SET PROBLEM
Transcribe all of the data exactly. Omit the pictures.

[Some records]

━━━━━━━━━━━━━━━━

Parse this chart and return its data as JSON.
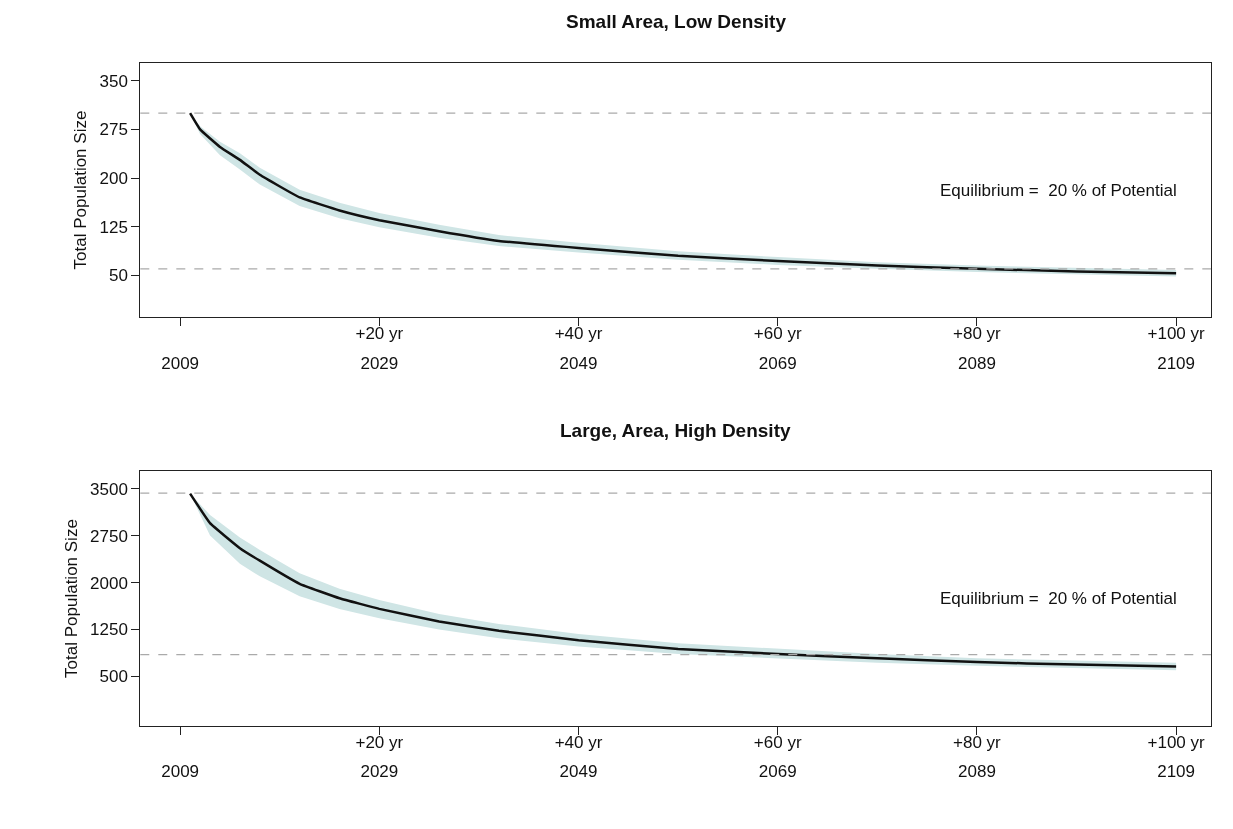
{
  "chart_data": [
    {
      "type": "line",
      "title": "Small Area, Low Density",
      "ylabel": "Total Population Size",
      "xlim": [
        2005,
        2112.5
      ],
      "ylim": [
        -15,
        378
      ],
      "xticks": [
        2009,
        2029,
        2049,
        2069,
        2089,
        2109
      ],
      "x2lim": [
        -4,
        103.5
      ],
      "x2ticks": [
        {
          "value": 20,
          "label": "+20 yr"
        },
        {
          "value": 40,
          "label": "+40 yr"
        },
        {
          "value": 60,
          "label": "+60 yr"
        },
        {
          "value": 80,
          "label": "+80 yr"
        },
        {
          "value": 100,
          "label": "+100 yr"
        }
      ],
      "yticks": [
        50,
        125,
        200,
        275,
        350
      ],
      "x": [
        2010,
        2011,
        2013,
        2015,
        2017,
        2021,
        2025,
        2029,
        2035,
        2041,
        2049,
        2059,
        2069,
        2079,
        2089,
        2099,
        2109
      ],
      "series": [
        {
          "color": "#111111",
          "values": [
            300,
            275,
            248,
            228,
            205,
            170,
            150,
            135,
            118,
            103,
            92,
            80,
            72,
            65,
            60,
            56,
            53
          ],
          "lower": [
            300,
            268,
            235,
            213,
            190,
            157,
            138,
            124,
            108,
            95,
            85,
            74,
            66,
            60,
            55,
            51,
            48
          ],
          "upper": [
            300,
            280,
            256,
            238,
            216,
            182,
            162,
            146,
            128,
            112,
            100,
            87,
            78,
            70,
            65,
            61,
            58
          ]
        }
      ],
      "ref_lines": [
        {
          "axis": "y",
          "value": 300,
          "color": "#aaaaaa",
          "line_style": "dashed"
        },
        {
          "axis": "y",
          "value": 60,
          "color": "#aaaaaa",
          "line_style": "dashed"
        }
      ],
      "annotations": [
        "Equilibrium =  20 % of Potential"
      ]
    },
    {
      "type": "line",
      "title": "Large, Area, High Density",
      "ylabel": "Total Population Size",
      "xlim": [
        2005,
        2112.5
      ],
      "ylim": [
        -290,
        3780
      ],
      "xticks": [
        2009,
        2029,
        2049,
        2069,
        2089,
        2109
      ],
      "x2lim": [
        -4,
        103.5
      ],
      "x2ticks": [
        {
          "value": 20,
          "label": "+20 yr"
        },
        {
          "value": 40,
          "label": "+40 yr"
        },
        {
          "value": 60,
          "label": "+60 yr"
        },
        {
          "value": 80,
          "label": "+80 yr"
        },
        {
          "value": 100,
          "label": "+100 yr"
        }
      ],
      "yticks": [
        500,
        1250,
        2000,
        2750,
        3500
      ],
      "x": [
        2010,
        2012,
        2015,
        2017,
        2021,
        2025,
        2029,
        2035,
        2041,
        2049,
        2059,
        2069,
        2079,
        2089,
        2099,
        2109
      ],
      "series": [
        {
          "color": "#111111",
          "values": [
            3420,
            2950,
            2550,
            2350,
            1980,
            1750,
            1580,
            1380,
            1230,
            1080,
            940,
            860,
            790,
            730,
            690,
            660
          ],
          "lower": [
            3420,
            2750,
            2300,
            2100,
            1780,
            1580,
            1430,
            1250,
            1110,
            980,
            860,
            790,
            720,
            670,
            630,
            600
          ],
          "upper": [
            3420,
            3080,
            2720,
            2520,
            2150,
            1900,
            1720,
            1500,
            1340,
            1180,
            1030,
            940,
            860,
            790,
            750,
            720
          ]
        }
      ],
      "ref_lines": [
        {
          "axis": "y",
          "value": 3430,
          "color": "#aaaaaa",
          "line_style": "dashed"
        },
        {
          "axis": "y",
          "value": 850,
          "color": "#aaaaaa",
          "line_style": "dashed"
        }
      ],
      "annotations": [
        "Equilibrium =  20 % of Potential"
      ]
    }
  ]
}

━━━━━━━━━━━━━━━━

REPLY
Parse this chart and return its data as JSON.
{
  "chart_data": [
    {
      "type": "line",
      "title": "Small Area, Low Density",
      "ylabel": "Total Population Size",
      "xlim": [
        2005,
        2112.5
      ],
      "ylim": [
        -15,
        378
      ],
      "xticks": [
        2009,
        2029,
        2049,
        2069,
        2089,
        2109
      ],
      "x2lim": [
        -4,
        103.5
      ],
      "x2ticks": [
        {
          "value": 20,
          "label": "+20 yr"
        },
        {
          "value": 40,
          "label": "+40 yr"
        },
        {
          "value": 60,
          "label": "+60 yr"
        },
        {
          "value": 80,
          "label": "+80 yr"
        },
        {
          "value": 100,
          "label": "+100 yr"
        }
      ],
      "yticks": [
        50,
        125,
        200,
        275,
        350
      ],
      "x": [
        2010,
        2011,
        2013,
        2015,
        2017,
        2021,
        2025,
        2029,
        2035,
        2041,
        2049,
        2059,
        2069,
        2079,
        2089,
        2099,
        2109
      ],
      "series": [
        {
          "color": "#111111",
          "values": [
            300,
            275,
            248,
            228,
            205,
            170,
            150,
            135,
            118,
            103,
            92,
            80,
            72,
            65,
            60,
            56,
            53
          ],
          "lower": [
            300,
            268,
            235,
            213,
            190,
            157,
            138,
            124,
            108,
            95,
            85,
            74,
            66,
            60,
            55,
            51,
            48
          ],
          "upper": [
            300,
            280,
            256,
            238,
            216,
            182,
            162,
            146,
            128,
            112,
            100,
            87,
            78,
            70,
            65,
            61,
            58
          ]
        }
      ],
      "ref_lines": [
        {
          "axis": "y",
          "value": 300,
          "color": "#aaaaaa",
          "line_style": "dashed"
        },
        {
          "axis": "y",
          "value": 60,
          "color": "#aaaaaa",
          "line_style": "dashed"
        }
      ],
      "annotations": [
        "Equilibrium =  20 % of Potential"
      ]
    },
    {
      "type": "line",
      "title": "Large, Area, High Density",
      "ylabel": "Total Population Size",
      "xlim": [
        2005,
        2112.5
      ],
      "ylim": [
        -290,
        3780
      ],
      "xticks": [
        2009,
        2029,
        2049,
        2069,
        2089,
        2109
      ],
      "x2lim": [
        -4,
        103.5
      ],
      "x2ticks": [
        {
          "value": 20,
          "label": "+20 yr"
        },
        {
          "value": 40,
          "label": "+40 yr"
        },
        {
          "value": 60,
          "label": "+60 yr"
        },
        {
          "value": 80,
          "label": "+80 yr"
        },
        {
          "value": 100,
          "label": "+100 yr"
        }
      ],
      "yticks": [
        500,
        1250,
        2000,
        2750,
        3500
      ],
      "x": [
        2010,
        2012,
        2015,
        2017,
        2021,
        2025,
        2029,
        2035,
        2041,
        2049,
        2059,
        2069,
        2079,
        2089,
        2099,
        2109
      ],
      "series": [
        {
          "color": "#111111",
          "values": [
            3420,
            2950,
            2550,
            2350,
            1980,
            1750,
            1580,
            1380,
            1230,
            1080,
            940,
            860,
            790,
            730,
            690,
            660
          ],
          "lower": [
            3420,
            2750,
            2300,
            2100,
            1780,
            1580,
            1430,
            1250,
            1110,
            980,
            860,
            790,
            720,
            670,
            630,
            600
          ],
          "upper": [
            3420,
            3080,
            2720,
            2520,
            2150,
            1900,
            1720,
            1500,
            1340,
            1180,
            1030,
            940,
            860,
            790,
            750,
            720
          ]
        }
      ],
      "ref_lines": [
        {
          "axis": "y",
          "value": 3430,
          "color": "#aaaaaa",
          "line_style": "dashed"
        },
        {
          "axis": "y",
          "value": 850,
          "color": "#aaaaaa",
          "line_style": "dashed"
        }
      ],
      "annotations": [
        "Equilibrium =  20 % of Potential"
      ]
    }
  ]
}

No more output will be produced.